**Aim**
Go through the entries below and retype them exactly, omitting each picture.
++++++++
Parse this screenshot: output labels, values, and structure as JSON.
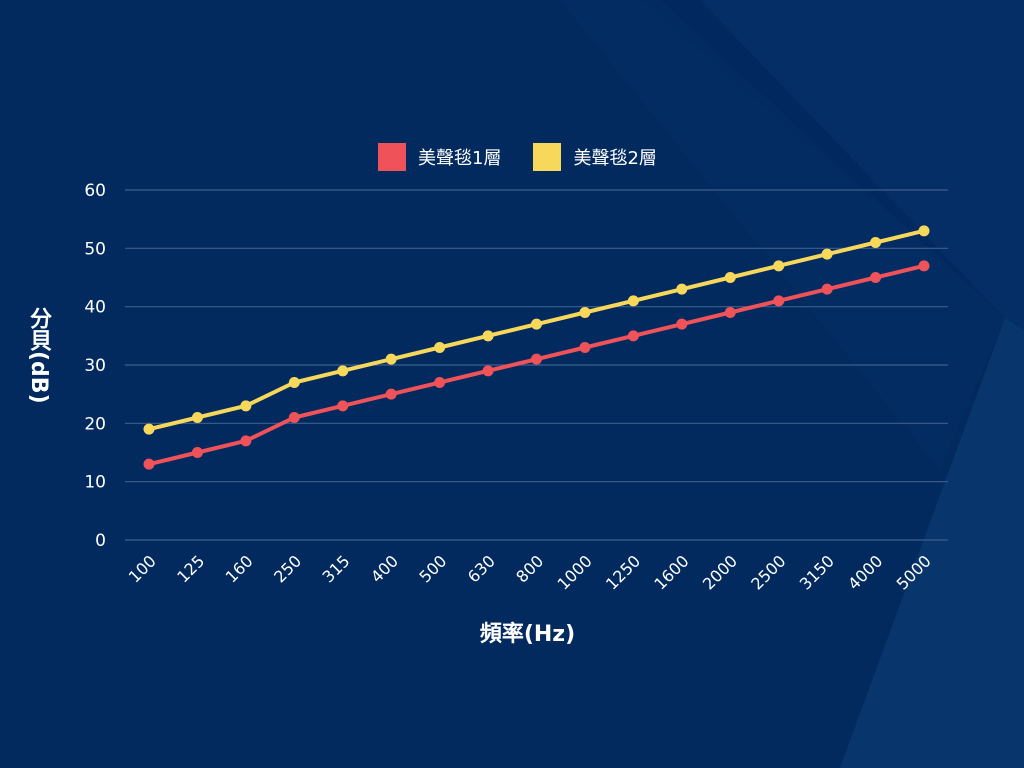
{
  "colors": {
    "background": "#032a5e",
    "gridline": "#3d5f8f",
    "series1": "#f0525a",
    "series2": "#f7d85a",
    "text": "#ffffff"
  },
  "legend": {
    "items": [
      {
        "label": "美聲毯1層",
        "color": "#f0525a"
      },
      {
        "label": "美聲毯2層",
        "color": "#f7d85a"
      }
    ]
  },
  "axes": {
    "xlabel": "頻率(Hz)",
    "ylabel": "分貝(dB)"
  },
  "chart_data": {
    "type": "line",
    "title": "",
    "xlabel": "頻率(Hz)",
    "ylabel": "分貝(dB)",
    "categories": [
      "100",
      "125",
      "160",
      "250",
      "315",
      "400",
      "500",
      "630",
      "800",
      "1000",
      "1250",
      "1600",
      "2000",
      "2500",
      "3150",
      "4000",
      "5000"
    ],
    "series": [
      {
        "name": "美聲毯1層",
        "color": "#f0525a",
        "values": [
          13,
          15,
          17,
          21,
          23,
          25,
          27,
          29,
          31,
          33,
          35,
          37,
          39,
          41,
          43,
          45,
          47
        ]
      },
      {
        "name": "美聲毯2層",
        "color": "#f7d85a",
        "values": [
          19,
          21,
          23,
          27,
          29,
          31,
          33,
          35,
          37,
          39,
          41,
          43,
          45,
          47,
          49,
          51,
          53
        ]
      }
    ],
    "ylim": [
      0,
      60
    ],
    "yticks": [
      0,
      10,
      20,
      30,
      40,
      50,
      60
    ],
    "grid": true,
    "legend_position": "top"
  }
}
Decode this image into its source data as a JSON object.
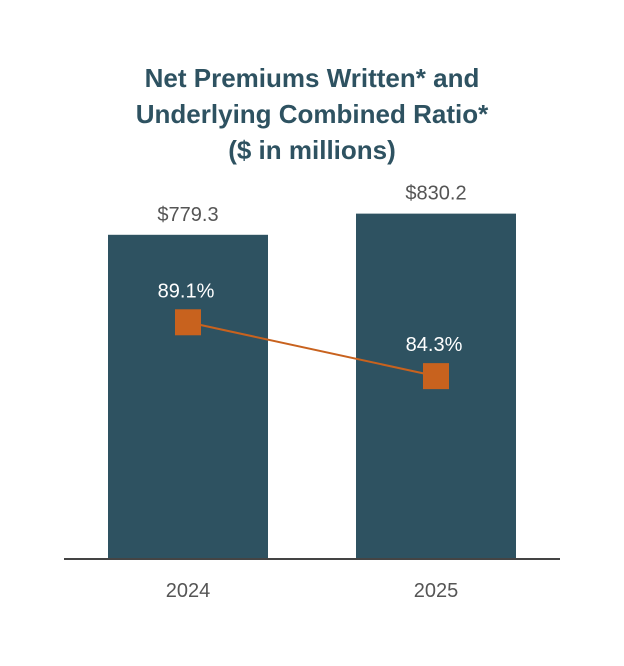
{
  "colors": {
    "bar": "#2e5261",
    "line": "#c8621e",
    "marker": "#c8621e",
    "title": "#2e5261",
    "axis_text": "#555555",
    "bar_label": "#555555",
    "line_label": "#ffffff",
    "baseline": "#444444"
  },
  "chart_data": {
    "type": "bar",
    "title_lines": [
      "Net Premiums Written* and",
      "Underlying Combined Ratio*",
      "($ in millions)"
    ],
    "categories": [
      "2024",
      "2025"
    ],
    "series": [
      {
        "name": "Net Premiums Written*",
        "type": "bar",
        "values": [
          779.3,
          830.2
        ],
        "value_labels": [
          "$779.3",
          "$830.2"
        ]
      },
      {
        "name": "Underlying Combined Ratio*",
        "type": "line",
        "values": [
          89.1,
          84.3
        ],
        "value_labels": [
          "89.1%",
          "84.3%"
        ]
      }
    ],
    "ylim": [
      0,
      850
    ],
    "y2lim": [
      68,
      100
    ],
    "grid": false,
    "legend": "none"
  }
}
++++++++
**Completed exercise**
Parse this screenshot: output labels, values, and structure as JSON.
{
  "colors": {
    "background": "#032a5e",
    "gridline": "#3d5f8f",
    "series1": "#f0525a",
    "series2": "#f7d85a",
    "text": "#ffffff"
  },
  "legend": {
    "items": [
      {
        "label": "美聲毯1層",
        "color": "#f0525a"
      },
      {
        "label": "美聲毯2層",
        "color": "#f7d85a"
      }
    ]
  },
  "axes": {
    "xlabel": "頻率(Hz)",
    "ylabel": "分貝(dB)"
  },
  "chart_data": {
    "type": "line",
    "title": "",
    "xlabel": "頻率(Hz)",
    "ylabel": "分貝(dB)",
    "categories": [
      "100",
      "125",
      "160",
      "250",
      "315",
      "400",
      "500",
      "630",
      "800",
      "1000",
      "1250",
      "1600",
      "2000",
      "2500",
      "3150",
      "4000",
      "5000"
    ],
    "series": [
      {
        "name": "美聲毯1層",
        "color": "#f0525a",
        "values": [
          13,
          15,
          17,
          21,
          23,
          25,
          27,
          29,
          31,
          33,
          35,
          37,
          39,
          41,
          43,
          45,
          47
        ]
      },
      {
        "name": "美聲毯2層",
        "color": "#f7d85a",
        "values": [
          19,
          21,
          23,
          27,
          29,
          31,
          33,
          35,
          37,
          39,
          41,
          43,
          45,
          47,
          49,
          51,
          53
        ]
      }
    ],
    "ylim": [
      0,
      60
    ],
    "yticks": [
      0,
      10,
      20,
      30,
      40,
      50,
      60
    ],
    "grid": true,
    "legend_position": "top"
  }
}
Decode this image into its source data as a JSON object.
{
  "colors": {
    "bar": "#2e5261",
    "line": "#c8621e",
    "marker": "#c8621e",
    "title": "#2e5261",
    "axis_text": "#555555",
    "bar_label": "#555555",
    "line_label": "#ffffff",
    "baseline": "#444444"
  },
  "chart_data": {
    "type": "bar",
    "title_lines": [
      "Net Premiums Written* and",
      "Underlying Combined Ratio*",
      "($ in millions)"
    ],
    "categories": [
      "2024",
      "2025"
    ],
    "series": [
      {
        "name": "Net Premiums Written*",
        "type": "bar",
        "values": [
          779.3,
          830.2
        ],
        "value_labels": [
          "$779.3",
          "$830.2"
        ]
      },
      {
        "name": "Underlying Combined Ratio*",
        "type": "line",
        "values": [
          89.1,
          84.3
        ],
        "value_labels": [
          "89.1%",
          "84.3%"
        ]
      }
    ],
    "ylim": [
      0,
      850
    ],
    "y2lim": [
      68,
      100
    ],
    "grid": false,
    "legend": "none"
  }
}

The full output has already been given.